------ SUPPLIED ENTRIES ------
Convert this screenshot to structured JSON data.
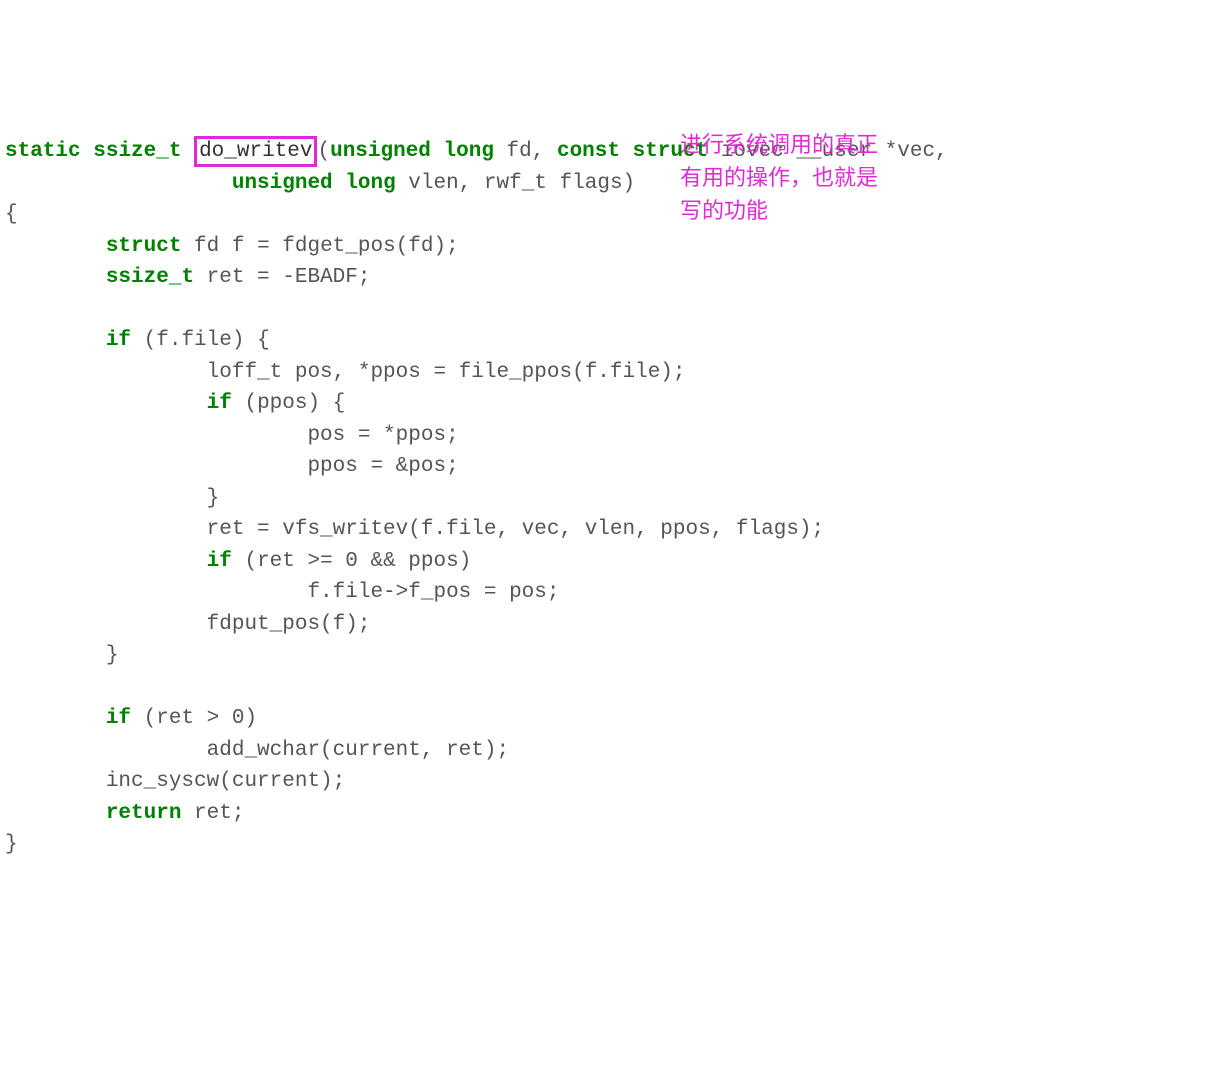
{
  "code": {
    "l1": {
      "kw_static": "static",
      "typ_ssize": "ssize_t",
      "fn_name": "do_writev",
      "open_paren": "(",
      "kw_unsigned1": "unsigned",
      "kw_long1": "long",
      "p_fd": " fd, ",
      "kw_const": "const",
      "kw_struct": "struct",
      "rest1": " iovec __user *vec,"
    },
    "l2": {
      "indent": "                  ",
      "kw_unsigned2": "unsigned",
      "kw_long2": "long",
      "rest2": " vlen, rwf_t flags)"
    },
    "l3": "{",
    "l4": {
      "indent": "        ",
      "kw_struct2": "struct",
      "rest": " fd f = fdget_pos(fd);"
    },
    "l5": {
      "indent": "        ",
      "typ2": "ssize_t",
      "rest": " ret = -EBADF;"
    },
    "l6": "",
    "l7": {
      "indent": "        ",
      "kw_if": "if",
      "rest": " (f.file) {"
    },
    "l8": "                loff_t pos, *ppos = file_ppos(f.file);",
    "l9": {
      "indent": "                ",
      "kw_if": "if",
      "rest": " (ppos) {"
    },
    "l10": "                        pos = *ppos;",
    "l11": "                        ppos = &pos;",
    "l12": "                }",
    "l13": "                ret = vfs_writev(f.file, vec, vlen, ppos, flags);",
    "l14": {
      "indent": "                ",
      "kw_if": "if",
      "rest": " (ret >= 0 && ppos)"
    },
    "l15": "                        f.file->f_pos = pos;",
    "l16": "                fdput_pos(f);",
    "l17": "        }",
    "l18": "",
    "l19": {
      "indent": "        ",
      "kw_if": "if",
      "rest": " (ret > 0)"
    },
    "l20": "                add_wchar(current, ret);",
    "l21": "        inc_syscw(current);",
    "l22": {
      "indent": "        ",
      "kw_return": "return",
      "rest": " ret;"
    },
    "l23": "}"
  },
  "annotation": {
    "line1": "进行系统调用的真正",
    "line2": "有用的操作，也就是",
    "line3": "写的功能"
  }
}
------
[WHAT IS BEING ASKED]: Find the lines containing "current" and list every one of them.

[SOLUTION]:
    "l20": "                add_wchar(current, ret);",
    "l21": "        inc_syscw(current);",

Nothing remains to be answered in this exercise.